**THE REQUEST:** Give an exact transcription of every line, dropping the images.

══ RECORDS SUPPLIED ══

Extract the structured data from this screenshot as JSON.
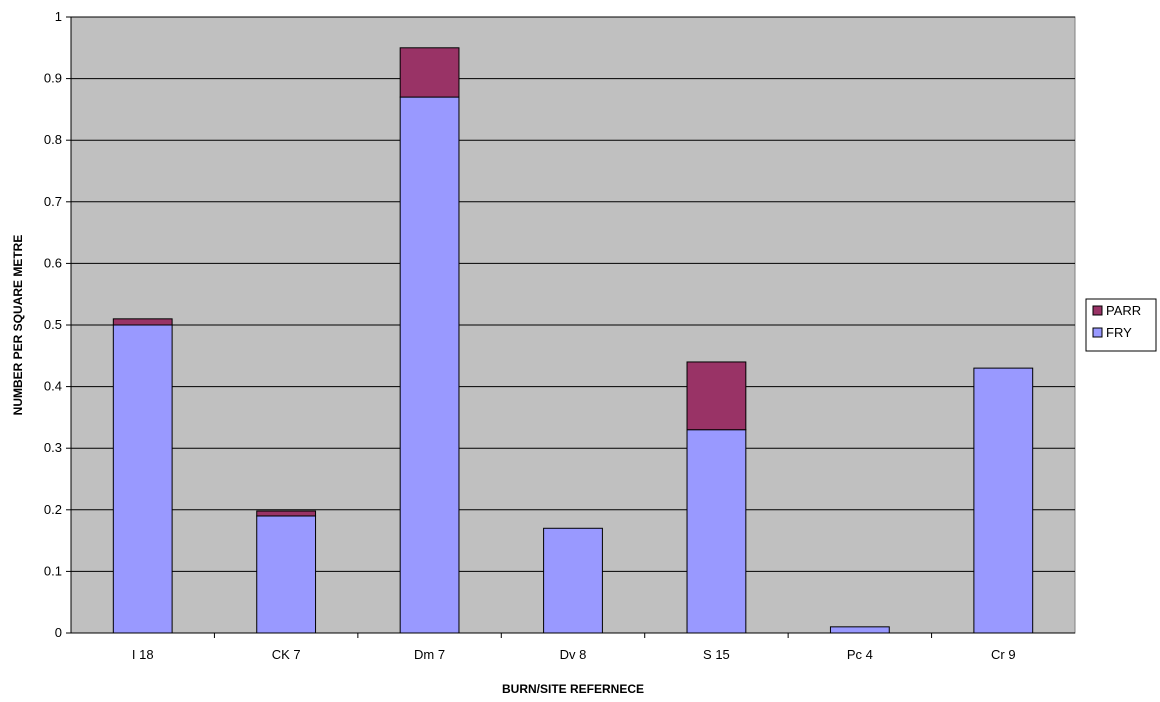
{
  "chart_data": {
    "type": "bar",
    "stacked": true,
    "categories": [
      "I 18",
      "CK 7",
      "Dm 7",
      "Dv 8",
      "S 15",
      "Pc 4",
      "Cr 9"
    ],
    "series": [
      {
        "name": "FRY",
        "color": "#9999ff",
        "values": [
          0.5,
          0.19,
          0.87,
          0.17,
          0.33,
          0.01,
          0.43
        ]
      },
      {
        "name": "PARR",
        "color": "#993366",
        "values": [
          0.01,
          0.008,
          0.08,
          0,
          0.11,
          0,
          0
        ]
      }
    ],
    "legend_order": [
      "PARR",
      "FRY"
    ],
    "xlabel": "BURN/SITE REFERNECE",
    "ylabel": "NUMBER PER SQUARE METRE",
    "ylim": [
      0,
      1
    ],
    "yticks": [
      "0",
      "0.1",
      "0.2",
      "0.3",
      "0.4",
      "0.5",
      "0.6",
      "0.7",
      "0.8",
      "0.9",
      "1"
    ],
    "plot_background": "#c0c0c0",
    "grid": true,
    "legend_position": "right"
  }
}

═══

**RIGHT ANSWER:**
Extract the structured data from this screenshot as JSON.
{
  "chart_data": {
    "type": "bar",
    "stacked": true,
    "categories": [
      "I 18",
      "CK 7",
      "Dm 7",
      "Dv 8",
      "S 15",
      "Pc 4",
      "Cr 9"
    ],
    "series": [
      {
        "name": "FRY",
        "color": "#9999ff",
        "values": [
          0.5,
          0.19,
          0.87,
          0.17,
          0.33,
          0.01,
          0.43
        ]
      },
      {
        "name": "PARR",
        "color": "#993366",
        "values": [
          0.01,
          0.008,
          0.08,
          0,
          0.11,
          0,
          0
        ]
      }
    ],
    "legend_order": [
      "PARR",
      "FRY"
    ],
    "xlabel": "BURN/SITE REFERNECE",
    "ylabel": "NUMBER PER SQUARE METRE",
    "ylim": [
      0,
      1
    ],
    "yticks": [
      "0",
      "0.1",
      "0.2",
      "0.3",
      "0.4",
      "0.5",
      "0.6",
      "0.7",
      "0.8",
      "0.9",
      "1"
    ],
    "plot_background": "#c0c0c0",
    "grid": true,
    "legend_position": "right"
  }
}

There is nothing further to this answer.